OBJECTIVE — Could you quote the data from the line that contains "y-tick-label: 0.2 [50, 338, 74, 356]" through the line that contains "x-tick-label: 1400 [525, 430, 563, 448]", both included?

>>>>>

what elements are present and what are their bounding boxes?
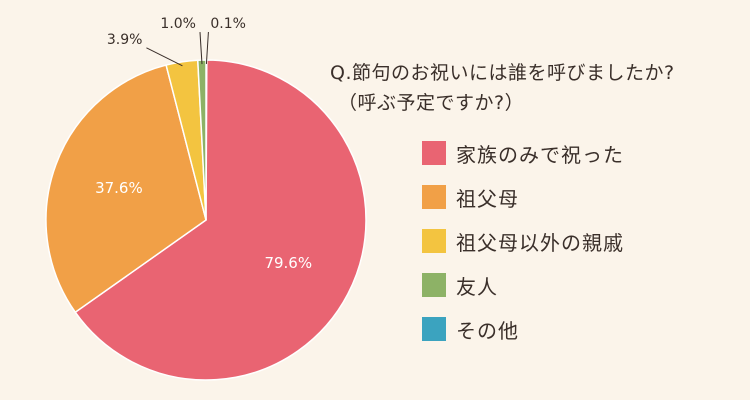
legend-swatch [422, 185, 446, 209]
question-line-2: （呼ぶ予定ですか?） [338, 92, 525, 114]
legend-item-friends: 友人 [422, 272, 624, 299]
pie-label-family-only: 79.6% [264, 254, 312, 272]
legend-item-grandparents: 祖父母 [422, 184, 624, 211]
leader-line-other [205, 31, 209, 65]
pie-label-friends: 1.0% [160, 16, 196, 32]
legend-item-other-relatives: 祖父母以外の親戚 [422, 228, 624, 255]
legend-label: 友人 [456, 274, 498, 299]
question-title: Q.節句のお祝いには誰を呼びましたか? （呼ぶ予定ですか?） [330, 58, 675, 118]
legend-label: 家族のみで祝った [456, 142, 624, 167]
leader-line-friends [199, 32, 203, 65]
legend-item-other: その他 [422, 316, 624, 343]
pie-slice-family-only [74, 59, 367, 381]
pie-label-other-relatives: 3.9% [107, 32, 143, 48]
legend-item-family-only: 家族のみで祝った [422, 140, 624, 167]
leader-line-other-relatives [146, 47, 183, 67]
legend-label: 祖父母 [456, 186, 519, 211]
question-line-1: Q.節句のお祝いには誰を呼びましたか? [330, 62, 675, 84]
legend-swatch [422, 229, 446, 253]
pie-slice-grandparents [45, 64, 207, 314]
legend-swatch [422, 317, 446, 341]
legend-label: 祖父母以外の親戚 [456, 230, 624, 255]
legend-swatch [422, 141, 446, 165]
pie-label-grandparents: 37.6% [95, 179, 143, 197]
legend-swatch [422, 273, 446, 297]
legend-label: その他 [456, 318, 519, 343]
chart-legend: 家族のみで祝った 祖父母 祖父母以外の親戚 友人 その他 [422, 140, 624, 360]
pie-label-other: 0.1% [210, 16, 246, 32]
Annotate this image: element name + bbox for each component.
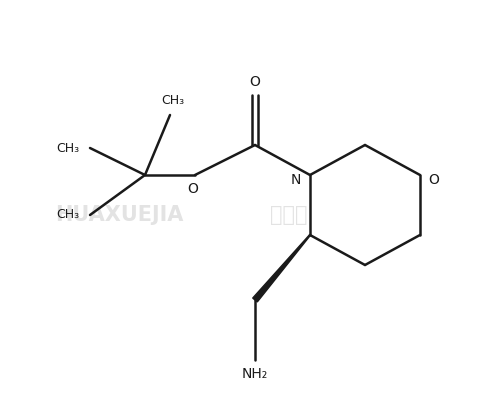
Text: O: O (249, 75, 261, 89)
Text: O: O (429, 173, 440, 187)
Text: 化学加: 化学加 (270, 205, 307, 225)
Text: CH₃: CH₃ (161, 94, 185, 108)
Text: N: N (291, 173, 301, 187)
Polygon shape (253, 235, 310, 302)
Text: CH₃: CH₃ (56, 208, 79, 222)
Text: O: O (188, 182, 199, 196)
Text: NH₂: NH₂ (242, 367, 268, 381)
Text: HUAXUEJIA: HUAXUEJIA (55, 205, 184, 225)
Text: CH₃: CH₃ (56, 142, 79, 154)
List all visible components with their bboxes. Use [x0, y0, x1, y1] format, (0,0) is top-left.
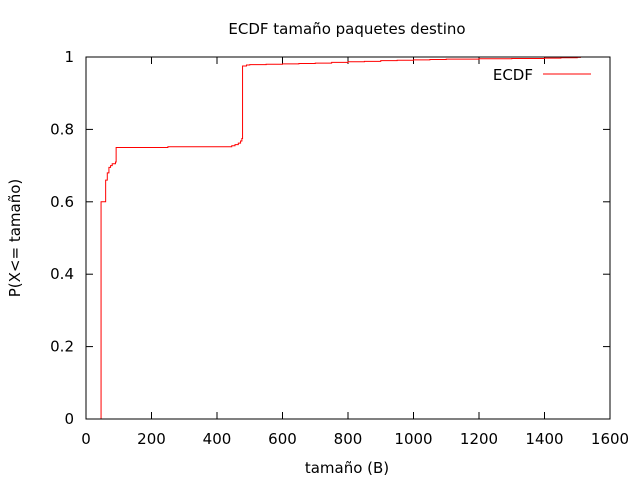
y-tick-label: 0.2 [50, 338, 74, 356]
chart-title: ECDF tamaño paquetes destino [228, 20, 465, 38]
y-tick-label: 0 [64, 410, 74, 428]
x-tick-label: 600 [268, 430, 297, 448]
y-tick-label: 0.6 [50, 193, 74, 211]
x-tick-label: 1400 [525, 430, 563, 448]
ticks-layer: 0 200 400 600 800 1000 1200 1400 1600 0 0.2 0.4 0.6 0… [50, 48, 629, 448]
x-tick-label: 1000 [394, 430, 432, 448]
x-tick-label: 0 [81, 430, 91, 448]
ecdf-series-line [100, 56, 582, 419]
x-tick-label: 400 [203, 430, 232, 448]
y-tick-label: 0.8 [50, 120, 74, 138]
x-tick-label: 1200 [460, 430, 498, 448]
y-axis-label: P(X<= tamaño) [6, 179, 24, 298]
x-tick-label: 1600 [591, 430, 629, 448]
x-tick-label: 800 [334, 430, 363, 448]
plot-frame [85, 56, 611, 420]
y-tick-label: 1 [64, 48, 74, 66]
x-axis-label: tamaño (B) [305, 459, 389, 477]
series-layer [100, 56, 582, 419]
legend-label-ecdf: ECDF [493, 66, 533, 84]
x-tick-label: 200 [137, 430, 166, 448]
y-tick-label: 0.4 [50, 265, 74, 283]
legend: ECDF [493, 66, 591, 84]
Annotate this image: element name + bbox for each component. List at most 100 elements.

<<<<<
>>>>>

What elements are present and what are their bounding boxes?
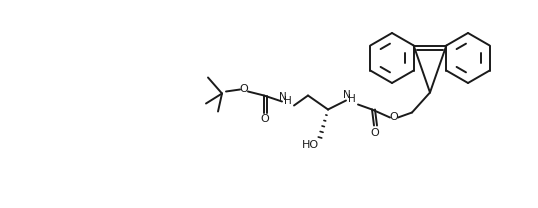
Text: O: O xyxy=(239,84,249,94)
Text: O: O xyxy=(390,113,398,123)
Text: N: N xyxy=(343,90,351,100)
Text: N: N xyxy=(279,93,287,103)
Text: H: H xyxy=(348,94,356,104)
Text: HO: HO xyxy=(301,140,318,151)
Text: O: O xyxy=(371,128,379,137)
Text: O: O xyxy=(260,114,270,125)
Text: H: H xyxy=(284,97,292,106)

<<<<<

THE OUTPUT —
y-tick-label: 0.2 [50, 338, 74, 356]
chart-title: ECDF tamaño paquetes destino [228, 20, 465, 38]
y-tick-label: 0 [64, 410, 74, 428]
x-tick-label: 600 [268, 430, 297, 448]
y-tick-label: 0.6 [50, 193, 74, 211]
x-tick-label: 1400 [525, 430, 563, 448]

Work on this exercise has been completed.